* Task brief
Using the listing below, extract each line that has the word "Plasma" in it.

- - -

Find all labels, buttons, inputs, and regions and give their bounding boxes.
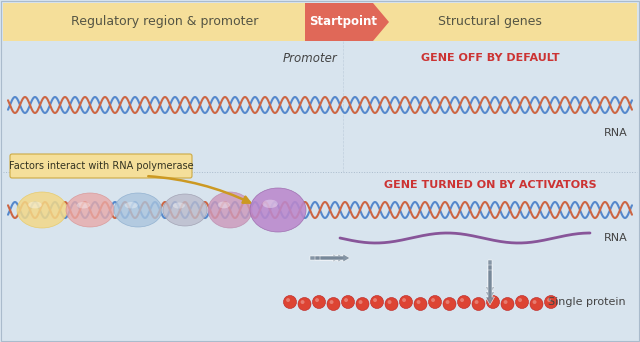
Circle shape <box>356 298 369 311</box>
Ellipse shape <box>114 193 162 227</box>
Circle shape <box>504 300 508 304</box>
Circle shape <box>402 298 406 302</box>
Text: RNA: RNA <box>604 128 628 138</box>
Ellipse shape <box>66 193 114 227</box>
Circle shape <box>342 295 355 308</box>
Circle shape <box>445 300 449 304</box>
Ellipse shape <box>28 201 42 208</box>
Circle shape <box>344 298 348 302</box>
Ellipse shape <box>125 202 138 209</box>
Circle shape <box>312 295 326 308</box>
Text: Promoter: Promoter <box>283 52 337 65</box>
Circle shape <box>373 298 377 302</box>
Circle shape <box>298 298 311 311</box>
FancyArrow shape <box>315 254 345 262</box>
Ellipse shape <box>163 194 207 226</box>
Circle shape <box>475 300 479 304</box>
Ellipse shape <box>262 200 278 208</box>
Ellipse shape <box>17 192 67 228</box>
Ellipse shape <box>250 188 306 232</box>
Circle shape <box>547 298 551 302</box>
Polygon shape <box>305 3 389 41</box>
Ellipse shape <box>208 192 252 228</box>
Circle shape <box>501 298 514 311</box>
FancyArrow shape <box>486 260 495 295</box>
Circle shape <box>431 298 435 302</box>
FancyArrow shape <box>486 265 495 300</box>
Circle shape <box>301 300 305 304</box>
Circle shape <box>286 298 290 302</box>
Circle shape <box>532 300 536 304</box>
Circle shape <box>284 295 296 308</box>
Circle shape <box>458 295 470 308</box>
Circle shape <box>530 298 543 311</box>
Circle shape <box>315 298 319 302</box>
Text: Single protein: Single protein <box>548 297 626 307</box>
Text: Structural genes: Structural genes <box>438 15 542 28</box>
Circle shape <box>460 298 464 302</box>
Circle shape <box>489 298 493 302</box>
Text: Regulatory region & promoter: Regulatory region & promoter <box>71 15 259 28</box>
FancyArrow shape <box>320 254 350 262</box>
Circle shape <box>429 295 442 308</box>
FancyBboxPatch shape <box>10 154 192 178</box>
FancyArrow shape <box>486 270 495 305</box>
Bar <box>3 3 637 41</box>
Text: GENE OFF BY DEFAULT: GENE OFF BY DEFAULT <box>420 53 559 63</box>
Circle shape <box>472 298 485 311</box>
FancyArrow shape <box>310 254 340 262</box>
Circle shape <box>515 295 529 308</box>
Circle shape <box>486 295 499 308</box>
Circle shape <box>371 295 383 308</box>
Circle shape <box>327 298 340 311</box>
Circle shape <box>388 300 392 304</box>
Circle shape <box>443 298 456 311</box>
Circle shape <box>385 298 398 311</box>
Text: Factors interact with RNA polymerase: Factors interact with RNA polymerase <box>9 161 193 171</box>
Ellipse shape <box>173 202 185 209</box>
Ellipse shape <box>77 202 90 209</box>
Text: GENE TURNED ON BY ACTIVATORS: GENE TURNED ON BY ACTIVATORS <box>384 180 596 190</box>
Circle shape <box>518 298 522 302</box>
Circle shape <box>358 300 362 304</box>
Ellipse shape <box>218 201 230 208</box>
Circle shape <box>545 295 557 308</box>
Circle shape <box>414 298 427 311</box>
Text: RNA: RNA <box>604 233 628 243</box>
Circle shape <box>330 300 333 304</box>
Circle shape <box>399 295 413 308</box>
Text: Startpoint: Startpoint <box>309 15 377 28</box>
Circle shape <box>417 300 420 304</box>
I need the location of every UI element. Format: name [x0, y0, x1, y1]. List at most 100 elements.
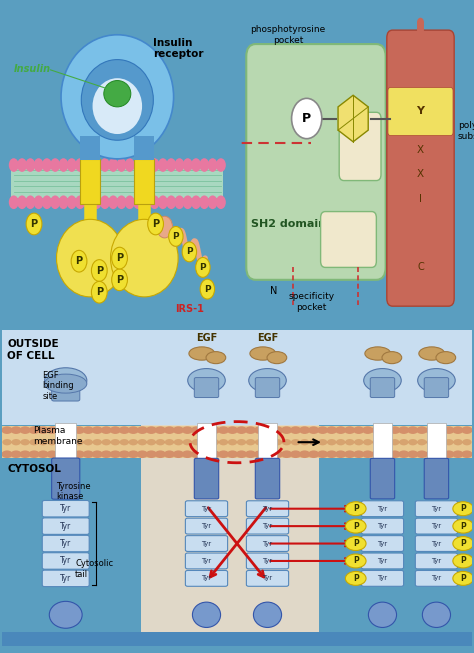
Text: I: I	[419, 194, 422, 204]
Text: P: P	[460, 574, 466, 583]
Circle shape	[453, 537, 474, 550]
Circle shape	[91, 195, 101, 209]
Circle shape	[164, 426, 175, 434]
Circle shape	[228, 439, 237, 445]
Circle shape	[64, 451, 76, 458]
Circle shape	[417, 21, 424, 30]
Circle shape	[255, 439, 264, 445]
Circle shape	[58, 195, 68, 209]
Circle shape	[55, 426, 67, 434]
Circle shape	[1, 451, 13, 458]
Text: P: P	[200, 263, 206, 272]
FancyBboxPatch shape	[246, 571, 289, 586]
Circle shape	[345, 439, 355, 445]
Circle shape	[246, 439, 255, 445]
Circle shape	[119, 439, 129, 445]
Circle shape	[245, 451, 256, 458]
Circle shape	[141, 195, 151, 209]
Circle shape	[216, 158, 226, 172]
Circle shape	[28, 426, 40, 434]
Circle shape	[112, 269, 128, 291]
Circle shape	[452, 451, 464, 458]
Circle shape	[34, 158, 44, 172]
Text: P: P	[96, 266, 103, 276]
Circle shape	[219, 439, 228, 445]
Ellipse shape	[192, 602, 220, 628]
Circle shape	[407, 426, 419, 434]
Circle shape	[83, 158, 93, 172]
Circle shape	[263, 451, 274, 458]
Text: polypeptide
substrate: polypeptide substrate	[457, 121, 474, 140]
Circle shape	[381, 439, 391, 445]
FancyBboxPatch shape	[141, 330, 319, 646]
FancyBboxPatch shape	[11, 165, 223, 200]
Circle shape	[74, 439, 84, 445]
FancyBboxPatch shape	[2, 632, 472, 646]
Circle shape	[425, 451, 437, 458]
FancyBboxPatch shape	[194, 458, 219, 499]
Circle shape	[346, 571, 366, 585]
Circle shape	[218, 426, 229, 434]
FancyBboxPatch shape	[197, 423, 216, 460]
Text: P: P	[173, 232, 179, 241]
Circle shape	[200, 195, 209, 209]
Circle shape	[346, 519, 366, 533]
Circle shape	[453, 554, 474, 568]
Circle shape	[128, 451, 139, 458]
Ellipse shape	[95, 82, 140, 131]
Circle shape	[67, 195, 77, 209]
FancyBboxPatch shape	[255, 377, 280, 398]
Text: CYTOSOL: CYTOSOL	[7, 464, 61, 474]
Circle shape	[2, 439, 12, 445]
Circle shape	[335, 451, 346, 458]
Circle shape	[362, 451, 374, 458]
Text: Tyr: Tyr	[60, 539, 72, 548]
Circle shape	[398, 451, 410, 458]
Circle shape	[19, 451, 31, 458]
FancyBboxPatch shape	[185, 518, 228, 534]
Text: P: P	[353, 556, 359, 565]
Circle shape	[299, 426, 310, 434]
Text: P: P	[353, 522, 359, 531]
Text: P: P	[116, 253, 123, 263]
Text: P: P	[116, 275, 123, 285]
Text: Tyrosine
kinase: Tyrosine kinase	[56, 482, 91, 502]
Circle shape	[182, 439, 192, 445]
Circle shape	[183, 158, 193, 172]
Circle shape	[354, 439, 364, 445]
FancyBboxPatch shape	[42, 500, 89, 517]
Circle shape	[191, 426, 202, 434]
Circle shape	[416, 451, 428, 458]
Text: Tyr: Tyr	[431, 575, 441, 581]
Text: Tyr: Tyr	[377, 541, 388, 547]
FancyBboxPatch shape	[185, 501, 228, 517]
Circle shape	[150, 158, 160, 172]
FancyBboxPatch shape	[415, 501, 457, 517]
Circle shape	[371, 451, 383, 458]
Circle shape	[453, 439, 463, 445]
Circle shape	[453, 519, 474, 533]
Text: Tyr: Tyr	[377, 558, 388, 564]
Circle shape	[67, 158, 77, 172]
Text: P: P	[353, 504, 359, 513]
Circle shape	[137, 426, 148, 434]
Text: Plasma
membrane: Plasma membrane	[33, 426, 82, 446]
Circle shape	[83, 439, 93, 445]
Circle shape	[82, 451, 94, 458]
FancyBboxPatch shape	[373, 423, 392, 460]
FancyBboxPatch shape	[388, 88, 453, 136]
FancyBboxPatch shape	[55, 423, 76, 460]
Circle shape	[317, 426, 328, 434]
Text: Tyr: Tyr	[263, 558, 273, 564]
Circle shape	[47, 439, 57, 445]
Text: P: P	[460, 539, 466, 548]
Circle shape	[254, 426, 265, 434]
Circle shape	[155, 426, 166, 434]
FancyBboxPatch shape	[415, 553, 457, 569]
Ellipse shape	[365, 347, 391, 360]
Circle shape	[65, 439, 75, 445]
Circle shape	[346, 537, 366, 550]
Circle shape	[137, 439, 147, 445]
Circle shape	[417, 439, 427, 445]
Circle shape	[174, 158, 184, 172]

- - -

* Result below
Text: Plasma
membrane: Plasma membrane	[33, 426, 82, 446]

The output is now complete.